(SET OF TASKS)
#1 Please duplicate the Jokowi passage from "In 2012, Joko" up to and including "materials to YouTube.".
#2 According to the Jokowi passage, what office did Jokowi hold when he entered politics in 2005?
#3 Name every person mentioned by name in the Jokowi passage.

(DOCUMENT SEGMENT)
In 2012, Joko Widodo (popularly known as Jokowi) was elected as the Governor of Jakarta after defeating incumbent Fauzi Bowo in the 2012 Jakarta gubernatorial election. Having only entered politics in 2005 as the mayor of his hometown Surakarta, many national and international media outlets described him as a "rising star", with Bloomberg describing him as "Indonesia's most-promising politician". During the aforementioned gubernatorial election, his campaigning portrayed him as a reformer in contrast to other candidates and adopted a non-formal approach appealing directly to the voters. He was also described as a "media darling" due to his close relations with journalists and a social media pioneer, with his campaign team uploading all campaign materials to YouTube.

With incumbent president Susilo Bambang Yudhoyono hitting term limits in 2014, Jokowi was seen as a major contender for the position due to his popularity and he topped initial polls. Initially, Jokowi himself did not directly respond to media inquiries regarding his possible candidacy. During his governorship, his blusukan (impromptu visits) habit which he started doing during his mayoral term, became a center of attention outside his programs.

(RECORD EXCERPTS)
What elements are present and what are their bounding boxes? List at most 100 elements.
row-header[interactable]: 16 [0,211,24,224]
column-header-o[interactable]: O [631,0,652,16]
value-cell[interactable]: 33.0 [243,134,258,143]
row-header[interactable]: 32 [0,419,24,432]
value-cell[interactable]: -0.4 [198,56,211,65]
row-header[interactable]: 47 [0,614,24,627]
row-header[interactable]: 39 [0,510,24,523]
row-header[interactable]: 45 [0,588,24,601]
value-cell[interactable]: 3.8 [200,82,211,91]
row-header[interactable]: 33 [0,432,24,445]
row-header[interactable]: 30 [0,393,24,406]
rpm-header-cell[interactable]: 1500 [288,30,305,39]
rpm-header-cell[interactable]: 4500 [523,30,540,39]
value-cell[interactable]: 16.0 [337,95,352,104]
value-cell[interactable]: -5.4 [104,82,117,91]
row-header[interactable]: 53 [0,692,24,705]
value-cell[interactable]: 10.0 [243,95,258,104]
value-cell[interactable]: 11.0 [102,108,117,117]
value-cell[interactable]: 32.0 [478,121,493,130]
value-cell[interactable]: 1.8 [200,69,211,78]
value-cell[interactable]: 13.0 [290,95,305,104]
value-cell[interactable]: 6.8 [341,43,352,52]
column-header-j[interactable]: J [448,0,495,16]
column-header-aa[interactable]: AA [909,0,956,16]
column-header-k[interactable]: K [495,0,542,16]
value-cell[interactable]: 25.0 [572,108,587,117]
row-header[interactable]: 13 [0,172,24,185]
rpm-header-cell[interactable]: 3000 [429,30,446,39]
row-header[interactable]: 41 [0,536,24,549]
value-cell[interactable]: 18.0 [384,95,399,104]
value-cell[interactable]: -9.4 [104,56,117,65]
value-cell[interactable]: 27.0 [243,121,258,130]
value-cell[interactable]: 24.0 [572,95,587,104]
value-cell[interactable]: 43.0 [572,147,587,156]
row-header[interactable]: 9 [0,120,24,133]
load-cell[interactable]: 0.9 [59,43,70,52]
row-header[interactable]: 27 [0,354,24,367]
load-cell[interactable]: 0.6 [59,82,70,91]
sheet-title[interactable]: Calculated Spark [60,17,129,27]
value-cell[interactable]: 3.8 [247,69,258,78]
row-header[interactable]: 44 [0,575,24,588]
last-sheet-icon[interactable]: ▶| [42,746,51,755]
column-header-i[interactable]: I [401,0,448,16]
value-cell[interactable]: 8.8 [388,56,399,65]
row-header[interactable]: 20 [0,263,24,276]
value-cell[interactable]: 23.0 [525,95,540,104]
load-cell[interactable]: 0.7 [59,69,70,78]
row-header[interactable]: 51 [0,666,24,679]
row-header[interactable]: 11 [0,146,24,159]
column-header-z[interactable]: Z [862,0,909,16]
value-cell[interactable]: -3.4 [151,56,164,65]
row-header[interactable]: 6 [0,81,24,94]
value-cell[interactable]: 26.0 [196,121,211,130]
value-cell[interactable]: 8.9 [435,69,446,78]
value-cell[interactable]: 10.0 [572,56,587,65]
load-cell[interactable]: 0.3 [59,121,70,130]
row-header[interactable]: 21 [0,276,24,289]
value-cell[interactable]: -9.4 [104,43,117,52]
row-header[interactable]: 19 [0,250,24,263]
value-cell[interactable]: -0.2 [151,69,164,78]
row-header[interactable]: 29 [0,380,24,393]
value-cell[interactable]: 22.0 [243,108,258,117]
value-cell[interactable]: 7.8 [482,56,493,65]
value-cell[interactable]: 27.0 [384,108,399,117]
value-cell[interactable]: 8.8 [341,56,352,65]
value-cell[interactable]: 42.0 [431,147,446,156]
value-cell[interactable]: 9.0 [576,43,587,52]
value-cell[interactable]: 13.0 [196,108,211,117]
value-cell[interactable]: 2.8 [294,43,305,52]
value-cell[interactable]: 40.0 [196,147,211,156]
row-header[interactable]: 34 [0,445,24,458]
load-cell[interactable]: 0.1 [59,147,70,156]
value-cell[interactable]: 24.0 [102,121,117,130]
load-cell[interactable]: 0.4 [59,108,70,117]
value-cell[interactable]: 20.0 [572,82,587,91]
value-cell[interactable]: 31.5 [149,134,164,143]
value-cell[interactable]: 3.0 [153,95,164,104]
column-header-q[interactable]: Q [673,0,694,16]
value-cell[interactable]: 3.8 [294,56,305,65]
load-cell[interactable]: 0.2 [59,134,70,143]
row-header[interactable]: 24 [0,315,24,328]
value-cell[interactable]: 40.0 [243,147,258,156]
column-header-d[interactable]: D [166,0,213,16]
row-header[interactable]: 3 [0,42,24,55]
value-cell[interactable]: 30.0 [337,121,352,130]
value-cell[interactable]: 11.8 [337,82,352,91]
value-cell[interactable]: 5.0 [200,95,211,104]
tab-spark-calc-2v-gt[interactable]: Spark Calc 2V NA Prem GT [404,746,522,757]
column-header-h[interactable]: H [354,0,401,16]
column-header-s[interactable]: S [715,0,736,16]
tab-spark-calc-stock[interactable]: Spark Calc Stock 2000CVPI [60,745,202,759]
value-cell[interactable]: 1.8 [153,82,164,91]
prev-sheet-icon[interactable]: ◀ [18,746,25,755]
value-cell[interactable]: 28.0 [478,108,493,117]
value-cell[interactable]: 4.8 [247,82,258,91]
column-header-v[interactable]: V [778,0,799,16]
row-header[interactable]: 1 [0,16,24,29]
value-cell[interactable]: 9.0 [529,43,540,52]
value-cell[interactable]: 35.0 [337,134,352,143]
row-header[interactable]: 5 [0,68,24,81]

(ANSWERS IN ORDER)
#1
In 2012, Joko Widodo (popularly known as Jokowi) was elected as the Governor of Jakarta after defeating incumbent Fauzi Bowo in the 2012 Jakarta gubernatorial election. Having only entered politics in 2005 as the mayor of his hometown Surakarta, many national and international media outlets described him as a "rising star", with Bloomberg describing him as "Indonesia's most-promising politician". During the aforementioned gubernatorial election, his campaigning portrayed him as a reformer in contrast to other candidates and adopted a non-formal approach appealing directly to the voters. He was also described as a "media darling" due to his close relations with journalists and a social media pioneer, with his campaign team uploading all campaign materials to YouTube.

#2 Mayor of his hometown, Surakarta.

#3
Joko Widodo (Jokowi)
Fauzi Bowo
Susilo Bambang Yudhoyono